§ Records that describe figures
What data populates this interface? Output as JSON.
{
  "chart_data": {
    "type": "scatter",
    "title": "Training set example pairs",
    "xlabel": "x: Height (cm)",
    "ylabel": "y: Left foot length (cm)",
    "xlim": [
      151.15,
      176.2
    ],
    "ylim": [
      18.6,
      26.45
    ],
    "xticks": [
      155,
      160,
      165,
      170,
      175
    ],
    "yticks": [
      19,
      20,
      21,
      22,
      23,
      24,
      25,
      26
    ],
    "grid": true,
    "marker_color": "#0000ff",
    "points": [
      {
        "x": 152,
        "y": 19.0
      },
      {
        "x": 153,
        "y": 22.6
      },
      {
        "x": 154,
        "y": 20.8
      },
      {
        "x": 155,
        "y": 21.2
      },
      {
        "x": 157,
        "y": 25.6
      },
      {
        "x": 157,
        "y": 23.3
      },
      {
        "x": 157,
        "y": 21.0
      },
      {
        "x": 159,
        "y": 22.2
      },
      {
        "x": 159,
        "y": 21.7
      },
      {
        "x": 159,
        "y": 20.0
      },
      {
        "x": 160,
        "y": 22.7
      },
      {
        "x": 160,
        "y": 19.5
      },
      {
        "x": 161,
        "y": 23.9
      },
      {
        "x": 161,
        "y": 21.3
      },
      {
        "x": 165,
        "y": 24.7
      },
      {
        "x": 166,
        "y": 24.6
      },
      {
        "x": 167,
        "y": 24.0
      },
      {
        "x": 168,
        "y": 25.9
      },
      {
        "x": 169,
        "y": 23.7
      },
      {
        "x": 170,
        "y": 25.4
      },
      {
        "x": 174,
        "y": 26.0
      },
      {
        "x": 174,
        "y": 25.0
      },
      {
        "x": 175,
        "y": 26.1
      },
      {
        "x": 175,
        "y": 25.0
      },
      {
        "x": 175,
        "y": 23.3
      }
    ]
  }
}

§ Task to complete
Please reproduce every line of the material word for word.

§ Answer for this exercise
What data populates this interface? Output as JSON.
{
  "chart_data": {
    "type": "scatter",
    "title": "Training set example pairs",
    "xlabel": "x: Height (cm)",
    "ylabel": "y: Left foot length (cm)",
    "xlim": [
      151.15,
      176.2
    ],
    "ylim": [
      18.6,
      26.45
    ],
    "xticks": [
      155,
      160,
      165,
      170,
      175
    ],
    "yticks": [
      19,
      20,
      21,
      22,
      23,
      24,
      25,
      26
    ],
    "grid": true,
    "marker_color": "#0000ff",
    "points": [
      {
        "x": 152,
        "y": 19.0
      },
      {
        "x": 153,
        "y": 22.6
      },
      {
        "x": 154,
        "y": 20.8
      },
      {
        "x": 155,
        "y": 21.2
      },
      {
        "x": 157,
        "y": 25.6
      },
      {
        "x": 157,
        "y": 23.3
      },
      {
        "x": 157,
        "y": 21.0
      },
      {
        "x": 159,
        "y": 22.2
      },
      {
        "x": 159,
        "y": 21.7
      },
      {
        "x": 159,
        "y": 20.0
      },
      {
        "x": 160,
        "y": 22.7
      },
      {
        "x": 160,
        "y": 19.5
      },
      {
        "x": 161,
        "y": 23.9
      },
      {
        "x": 161,
        "y": 21.3
      },
      {
        "x": 165,
        "y": 24.7
      },
      {
        "x": 166,
        "y": 24.6
      },
      {
        "x": 167,
        "y": 24.0
      },
      {
        "x": 168,
        "y": 25.9
      },
      {
        "x": 169,
        "y": 23.7
      },
      {
        "x": 170,
        "y": 25.4
      },
      {
        "x": 174,
        "y": 26.0
      },
      {
        "x": 174,
        "y": 25.0
      },
      {
        "x": 175,
        "y": 26.1
      },
      {
        "x": 175,
        "y": 25.0
      },
      {
        "x": 175,
        "y": 23.3
      }
    ]
  }
}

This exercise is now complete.